=== PAGE EXCERPT ===
□ □ □

Add the following scrape job config to the scrape_configs
section of your prometheus.yml
configuration file:
- job_name: node
static_configs:
- targets: ['linux_machine_IP_address:9100']
Replace linux_machine_IP_address
with the IP address of the machine running Node Exporter. If you’re running Prometheus on the same machine, this will be localhost
.
You will have to restart promtheus to apply the changes:
sudo systemctl restart prometheus
If you don’t have a prometheus.yml
configuration file, create a simple one using your favorite text editor. Open your preferred text editor and paste in the following Prometheus configuration:
global:
scrape_interval: 15s
scrape_configs:
- job_name: node
static_configs:
- targets: ['linux_machine_IP_address:9100']
This configuration tells Prometheus to scrape all jobs every 15 seconds. The only configured scrape job is called node
and defines a linux_machine_IP_address:9100
target. By default, Prometheus will scrape the /metrics
endpoint using HTTP.

□ □ □

=== RECORDED DATA ===

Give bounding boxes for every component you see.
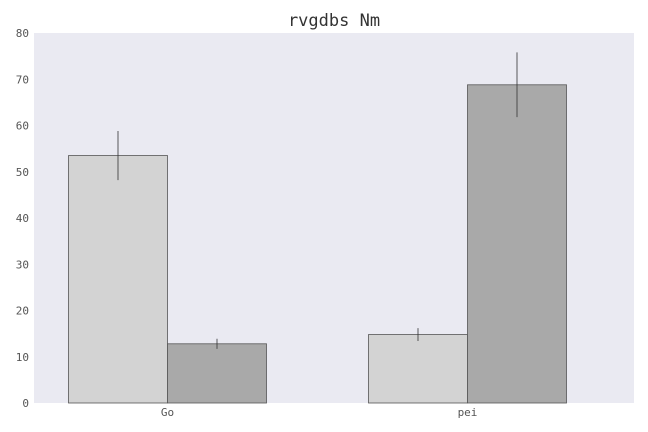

□ □ □

=== REQUIREMENTS ===
A - Answer these questions about the Prometheus scrape configuration text:
(i) What port number appears in the Node Exporter target address?
(ii) What command does the text give for restarting Prometheus to apply the changes?
(iii) According to the simple configuration, how often does Prometheus scrape all jobs?
B - Proceed with the Prometheus scrape configuration text, starting after its final sentence.
The material isn't needed for this work.

=== RESPONSES FOR EACH TASK ===
A -
(i) 9100
(ii) sudo systemctl restart prometheus
(iii) Every 15 seconds

B -
Save and close the file. You can then run Prometheus with the file using the following command:
./prometheus --config.file=./prometheus.yml
Step 5: Configuring recording rules
Using recording rules, you can precompute and cache frequently queried metrics. For example, if a dashboard panel uses a computationally intensive query like a rate()
, you can create a recording rule that runs at a regular reduced interval and saves the result of the intensive query in a new time series. This avoids fetching and computing data every time the dashboard gets refreshed. To learn more about Prometheus recording rules, please see Recording Rules from the Prometheus docs.
You should load the following recording rules before loading the dashboards in this guide. The dashboard queries use recording rules to reduce load on the Prometheus or Grafana Cloud Metrics servers, depending on where you’re evaluating the rules.
You can fetch the recording rule YAML file here.
Load recording rules into Prometheus
To load recording rules into Prometheus, add the following to your prometheus.yml
configuration file:
rule_files:
- "node_exporter_recording_rules.yml"
Be sure to replace node_exporter_recording_rules.yml
with the path to your Node Exporter recording rules YAML file.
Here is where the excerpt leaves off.